* Stated goal *
Pictures excluded, copy word for word the lines from the one holding "What's the underlying" through the last line below.

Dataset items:
====

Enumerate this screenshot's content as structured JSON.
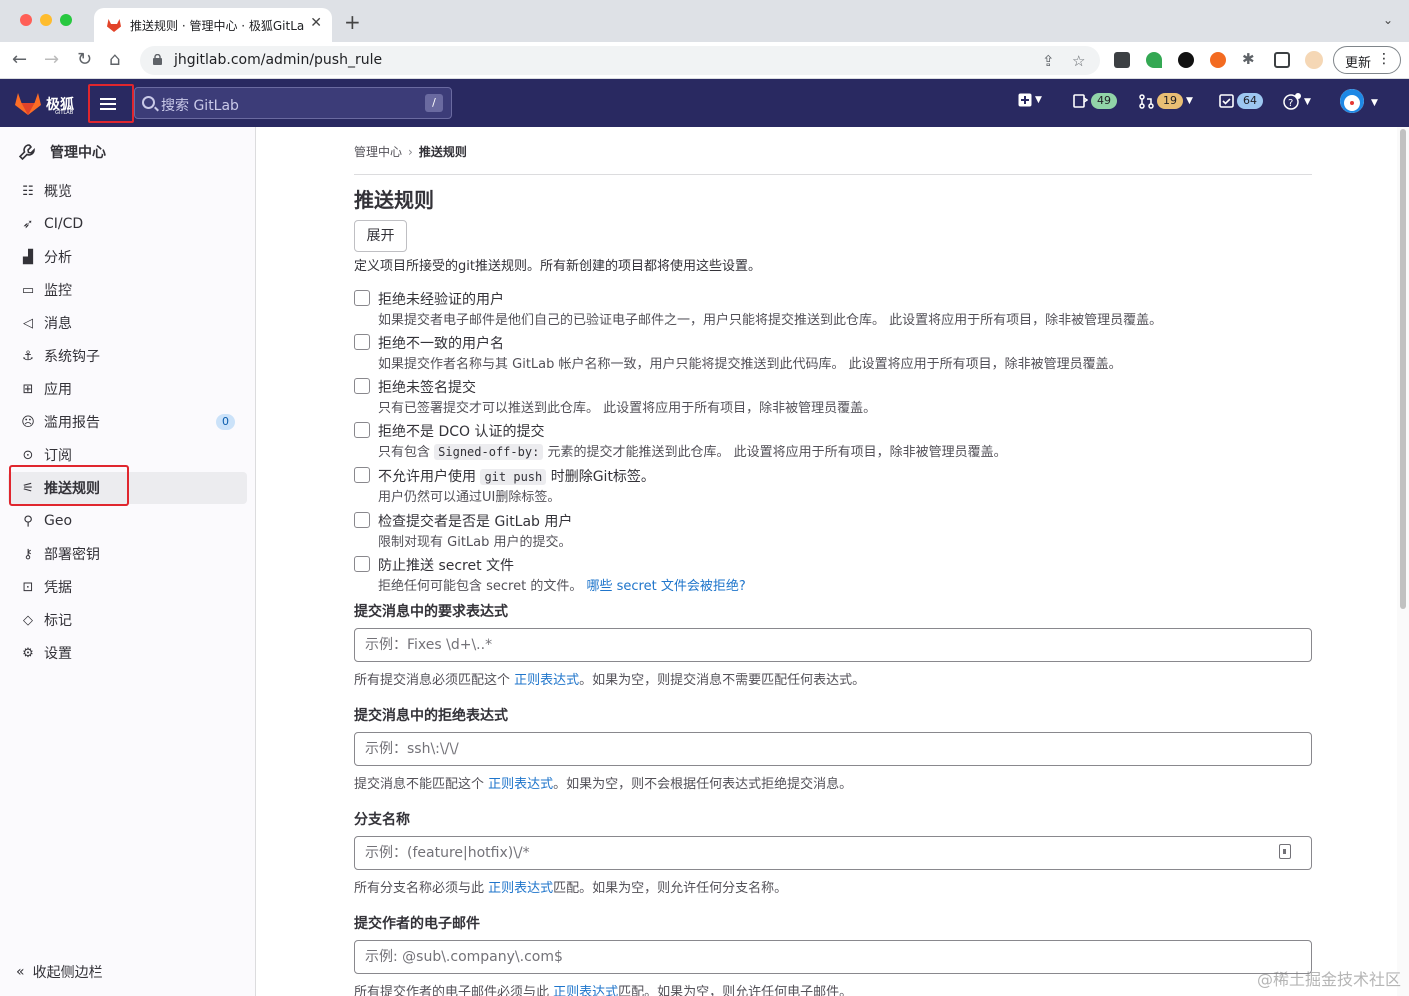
{
  "browser": {
    "tab_title": "推送规则 · 管理中心 · 极狐GitLab",
    "tab_close": "✕",
    "new_tab": "+",
    "url": "jhgitlab.com/admin/push_rule",
    "update_label": "更新"
  },
  "header": {
    "brand": "极狐",
    "brand_sub": "GITLAB",
    "search_placeholder": "搜索 GitLab",
    "search_shortcut": "/",
    "issues_count": "49",
    "merge_requests_count": "19",
    "todos_count": "64"
  },
  "sidebar": {
    "title": "管理中心",
    "items": [
      {
        "label": "概览",
        "icon": "overview-icon"
      },
      {
        "label": "CI/CD",
        "icon": "rocket-icon"
      },
      {
        "label": "分析",
        "icon": "chart-icon"
      },
      {
        "label": "监控",
        "icon": "monitor-icon"
      },
      {
        "label": "消息",
        "icon": "bullhorn-icon"
      },
      {
        "label": "系统钩子",
        "icon": "hook-icon"
      },
      {
        "label": "应用",
        "icon": "apps-icon"
      },
      {
        "label": "滥用报告",
        "icon": "abuse-icon",
        "count": "0"
      },
      {
        "label": "订阅",
        "icon": "subscription-icon"
      },
      {
        "label": "推送规则",
        "icon": "push-rules-icon",
        "active": true
      },
      {
        "label": "Geo",
        "icon": "location-icon"
      },
      {
        "label": "部署密钥",
        "icon": "key-icon"
      },
      {
        "label": "凭据",
        "icon": "lock-icon"
      },
      {
        "label": "标记",
        "icon": "label-icon"
      },
      {
        "label": "设置",
        "icon": "settings-icon"
      }
    ],
    "collapse_label": "收起侧边栏"
  },
  "main": {
    "breadcrumb_root": "管理中心",
    "breadcrumb_current": "推送规则",
    "title": "推送规则",
    "expand_label": "展开",
    "description": "定义项目所接受的git推送规则。所有新创建的项目都将使用这些设置。",
    "rules": [
      {
        "label": "拒绝未经验证的用户",
        "help": "如果提交者电子邮件是他们自己的已验证电子邮件之一，用户只能将提交推送到此仓库。 此设置将应用于所有项目，除非被管理员覆盖。"
      },
      {
        "label": "拒绝不一致的用户名",
        "help": "如果提交作者名称与其 GitLab 帐户名称一致，用户只能将提交推送到此代码库。 此设置将应用于所有项目，除非被管理员覆盖。"
      },
      {
        "label": "拒绝未签名提交",
        "help": "只有已签署提交才可以推送到此仓库。 此设置将应用于所有项目，除非被管理员覆盖。"
      },
      {
        "label": "拒绝不是 DCO 认证的提交",
        "help_pre": "只有包含",
        "help_code": "Signed-off-by:",
        "help_post": "元素的提交才能推送到此仓库。 此设置将应用于所有项目，除非被管理员覆盖。"
      },
      {
        "label_pre": "不允许用户使用",
        "label_code": "git push",
        "label_post": "时删除Git标签。",
        "help": "用户仍然可以通过UI删除标签。"
      },
      {
        "label": "检查提交者是否是 GitLab 用户",
        "help": "限制对现有 GitLab 用户的提交。"
      },
      {
        "label": "防止推送 secret 文件",
        "help": "拒绝任何可能包含 secret 的文件。",
        "help_link": "哪些 secret 文件会被拒绝?"
      }
    ],
    "fields": [
      {
        "label": "提交消息中的要求表达式",
        "placeholder": "示例：Fixes \\d+\\..*",
        "help_pre": "所有提交消息必须匹配这个",
        "help_link": "正则表达式",
        "help_post": "。如果为空，则提交消息不需要匹配任何表达式。"
      },
      {
        "label": "提交消息中的拒绝表达式",
        "placeholder": "示例：ssh\\:\\/\\/",
        "help_pre": "提交消息不能匹配这个",
        "help_link": "正则表达式",
        "help_post": "。如果为空，则不会根据任何表达式拒绝提交消息。"
      },
      {
        "label": "分支名称",
        "placeholder": "示例：(feature|hotfix)\\/*",
        "help_pre": "所有分支名称必须与此",
        "help_link": "正则表达式",
        "help_post": "匹配。如果为空，则允许任何分支名称。"
      },
      {
        "label": "提交作者的电子邮件",
        "placeholder": "示例: @sub\\.company\\.com$",
        "help_pre": "所有提交作者的电子邮件必须与此",
        "help_link": "正则表达式",
        "help_post": "匹配。如果为空，则允许任何电子邮件。"
      }
    ]
  },
  "watermark": "@稀土掘金技术社区",
  "colors": {
    "header_bg": "#292961",
    "link": "#1f75cb",
    "highlight_box": "#e0262e"
  }
}
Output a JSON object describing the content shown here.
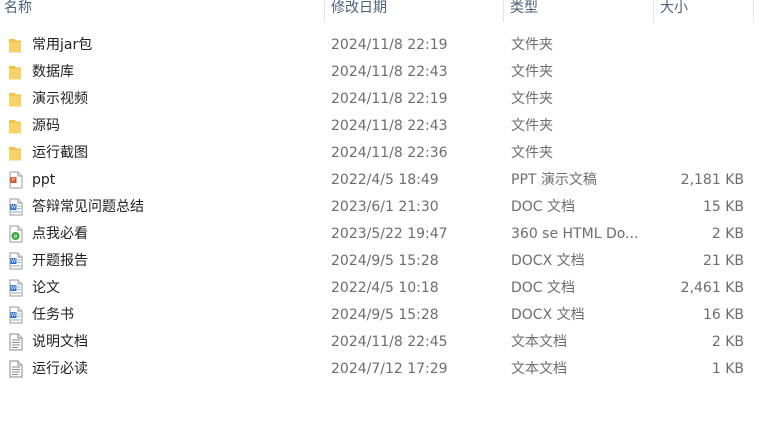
{
  "columns": {
    "name": "名称",
    "modified": "修改日期",
    "type": "类型",
    "size": "大小"
  },
  "files": [
    {
      "name": "常用jar包",
      "modified": "2024/11/8 22:19",
      "type": "文件夹",
      "size": "",
      "icon": "folder-icon"
    },
    {
      "name": "数据库",
      "modified": "2024/11/8 22:43",
      "type": "文件夹",
      "size": "",
      "icon": "folder-icon"
    },
    {
      "name": "演示视频",
      "modified": "2024/11/8 22:19",
      "type": "文件夹",
      "size": "",
      "icon": "folder-icon"
    },
    {
      "name": "源码",
      "modified": "2024/11/8 22:43",
      "type": "文件夹",
      "size": "",
      "icon": "folder-icon"
    },
    {
      "name": "运行截图",
      "modified": "2024/11/8 22:36",
      "type": "文件夹",
      "size": "",
      "icon": "folder-icon"
    },
    {
      "name": "ppt",
      "modified": "2022/4/5 18:49",
      "type": "PPT 演示文稿",
      "size": "2,181 KB",
      "icon": "ppt-file-icon"
    },
    {
      "name": "答辩常见问题总结",
      "modified": "2023/6/1 21:30",
      "type": "DOC 文档",
      "size": "15 KB",
      "icon": "doc-file-icon"
    },
    {
      "name": "点我必看",
      "modified": "2023/5/22 19:47",
      "type": "360 se HTML Do...",
      "size": "2 KB",
      "icon": "html-file-icon"
    },
    {
      "name": "开题报告",
      "modified": "2024/9/5 15:28",
      "type": "DOCX 文档",
      "size": "21 KB",
      "icon": "docx-file-icon"
    },
    {
      "name": "论文",
      "modified": "2022/4/5 10:18",
      "type": "DOC 文档",
      "size": "2,461 KB",
      "icon": "doc-file-icon"
    },
    {
      "name": "任务书",
      "modified": "2024/9/5 15:28",
      "type": "DOCX 文档",
      "size": "16 KB",
      "icon": "docx-file-icon"
    },
    {
      "name": "说明文档",
      "modified": "2024/11/8 22:45",
      "type": "文本文档",
      "size": "2 KB",
      "icon": "text-file-icon"
    },
    {
      "name": "运行必读",
      "modified": "2024/7/12 17:29",
      "type": "文本文档",
      "size": "1 KB",
      "icon": "text-file-icon"
    }
  ],
  "colors": {
    "header_text": "#4c607a",
    "name_text": "#1f1f1f",
    "detail_text": "#6d6d6d",
    "folder": "#f2c34b",
    "word_blue": "#2b6cd0",
    "ppt_orange": "#d9532c",
    "html_green": "#3aa63a"
  }
}
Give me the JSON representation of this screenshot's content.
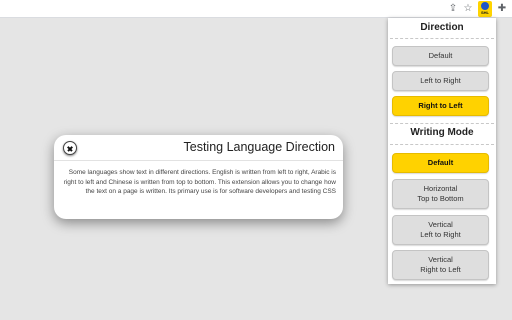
{
  "toolbar": {
    "icons": [
      "share-icon",
      "star-icon",
      "extension-language-direction-icon",
      "puzzle-icon"
    ],
    "share_glyph": "⇪",
    "star_glyph": "☆",
    "puzzle_glyph": "✚",
    "extension_badge_text": "SHL"
  },
  "panel": {
    "direction_title": "Direction",
    "direction_buttons": [
      "Default",
      "Left to Right",
      "Right to Left"
    ],
    "direction_active": "Right to Left",
    "writing_mode_title": "Writing Mode",
    "writing_mode_buttons": [
      "Default",
      "Horizontal\nTop to Bottom",
      "Vertical\nLeft to Right",
      "Vertical\nRight to Left"
    ],
    "writing_mode_active": "Default"
  },
  "dialog": {
    "title": "Testing Language Direction",
    "body": "Some languages show text in different directions. English is written from left to right, Arabic is right to left and Chinese is written from top to bottom. This extension allows you to change how the text on a page is written. Its primary use is for software developers and testing CSS"
  },
  "colors": {
    "accent": "#ffd200",
    "background": "#e5e5e5",
    "button": "#dedede"
  }
}
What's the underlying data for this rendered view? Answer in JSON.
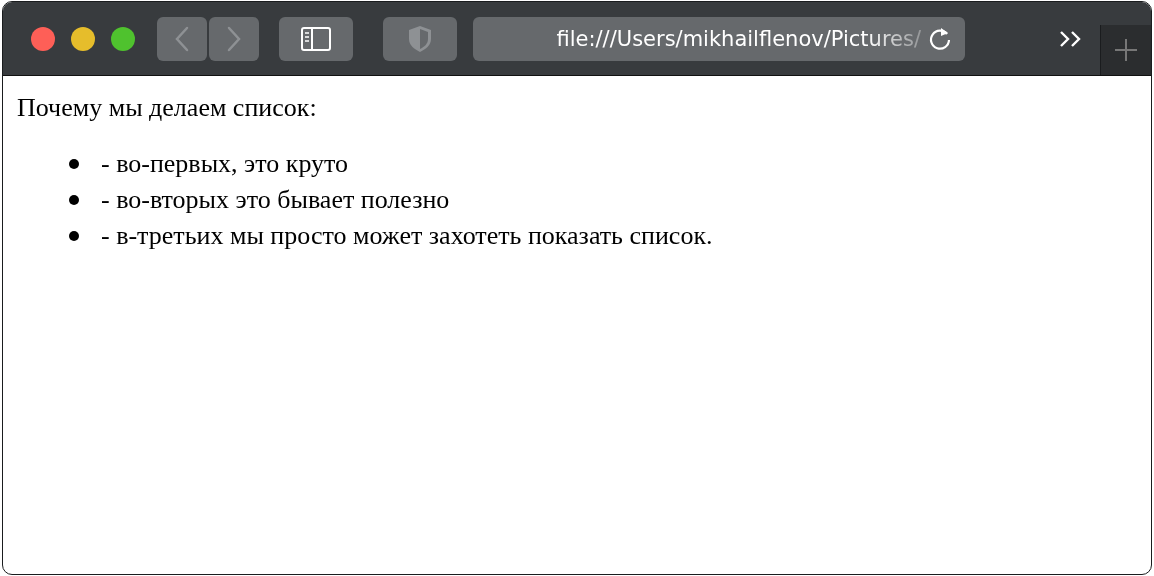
{
  "toolbar": {
    "address": "file:///Users/mikhailflenov/Pictures/"
  },
  "page": {
    "heading": "Почему мы делаем список:",
    "items": [
      "- во-первых, это круто",
      "- во-вторых это бывает полезно",
      "- в-третьих мы просто может захотеть показать список."
    ]
  }
}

====

* Complete response *
What's the underlying data for this rendered view? Answer in JSON.
{
  "toolbar": {
    "address": "file:///Users/mikhailflenov/Pictures/"
  },
  "page": {
    "heading": "Почему мы делаем список:",
    "items": [
      "- во-первых, это круто",
      "- во-вторых это бывает полезно",
      "- в-третьих мы просто может захотеть показать список."
    ]
  }
}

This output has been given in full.